DOCUMENT PASSAGE:
Editors, Daily Planet: 

Beginning with Rob Wrenn’s thoughtful, articulate and well-researched commentary on traffic in Berkeley (“Taking Away Parking Did Not Increase Europe’s Traffic Congestion” Daily Planet, April 9-12) to Malcolm Carden’s letter in response to Wrenn’s article (April 13-15) to UC Berkeley students Andy Katz, Brandon Simmons and Jesse Arreguin’s commentary “UC on Collision Course with Traffic Jam” (Daily Planet, April 13-15)...are we seeing a trend here? 

Mr. Carden begins his agenda with a boost-business pitch: “Restricting parking and vehicular access in downtown Berkeley will mean less retail sales since shoppers will be required to schlep their shopping bags large distances from the stores to their cars.” He then assumes the role of the devil’s advocate by entertaining the Berkeley-moonbeam idea of a “totally pedestrianized downtown” as a possible alternative scenario. Finally, he tightens his stiff collar and gets back to business when he admonishes readers: “Don’t complain about the absence of quality retail stores. You can’t have your cake and eat it.”

SUPPLIED ENTRIES:
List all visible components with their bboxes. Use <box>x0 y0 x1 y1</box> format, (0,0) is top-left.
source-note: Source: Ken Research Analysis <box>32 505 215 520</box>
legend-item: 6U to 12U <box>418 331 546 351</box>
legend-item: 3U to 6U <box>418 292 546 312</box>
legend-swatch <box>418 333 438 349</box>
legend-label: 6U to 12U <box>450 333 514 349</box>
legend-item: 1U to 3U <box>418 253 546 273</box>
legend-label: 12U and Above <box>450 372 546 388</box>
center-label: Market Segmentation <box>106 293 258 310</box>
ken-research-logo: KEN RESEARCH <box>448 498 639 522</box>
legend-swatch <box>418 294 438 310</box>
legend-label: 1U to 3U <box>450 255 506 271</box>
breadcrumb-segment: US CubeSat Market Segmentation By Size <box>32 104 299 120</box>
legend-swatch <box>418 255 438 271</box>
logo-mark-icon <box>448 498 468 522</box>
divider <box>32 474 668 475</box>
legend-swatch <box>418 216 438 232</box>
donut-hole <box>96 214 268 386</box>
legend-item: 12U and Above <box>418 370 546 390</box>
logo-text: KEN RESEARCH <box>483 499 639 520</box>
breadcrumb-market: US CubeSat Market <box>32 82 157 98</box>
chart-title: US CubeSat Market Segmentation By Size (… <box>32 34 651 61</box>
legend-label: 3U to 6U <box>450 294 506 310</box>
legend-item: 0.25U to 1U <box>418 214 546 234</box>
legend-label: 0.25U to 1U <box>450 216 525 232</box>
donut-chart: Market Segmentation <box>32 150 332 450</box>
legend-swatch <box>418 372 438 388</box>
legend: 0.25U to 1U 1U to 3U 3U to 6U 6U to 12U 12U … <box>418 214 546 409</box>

TO-DO LIST:
1: Name every person mentioned by name in the Berkeley traffic letter.
2: Answer these questions from the Berkeley traffic letter:
(a) Which dates of the Daily Planet carried Rob Wrenn's commentary?
(b) What is the title of the commentary by the UC Berkeley students?
(c) According to Malcolm Carden, what would shoppers be required to do if parking and vehicular access downtown were restricted?
3: Write out the Berkeley traffic letter starting at "Beginning with Rob" and ending at "a trend here?", swapping "commentary" for "op-ed" wherever it occurs.

ANSWERS FOR THE EXERCISE:
1: Rob Wrenn, Malcolm Carden, Andy Katz, Brandon Simmons, Jesse Arreguin

2:
(a) April 9-12
(b) "UC on Collision Course with Traffic Jam"
(c) Schlep their shopping bags large distances from the stores to their cars.

3:
Beginning with Rob Wrenn’s thoughtful, articulate and well-researched op-ed on traffic in Berkeley (“Taking Away Parking Did Not Increase Europe’s Traffic Congestion” Daily Planet, April 9-12) to Malcolm Carden’s letter in response to Wrenn’s article (April 13-15) to UC Berkeley students Andy Katz, Brandon Simmons and Jesse Arreguin’s op-ed “UC on Collision Course with Traffic Jam” (Daily Planet, April 13-15)...are we seeing a trend here?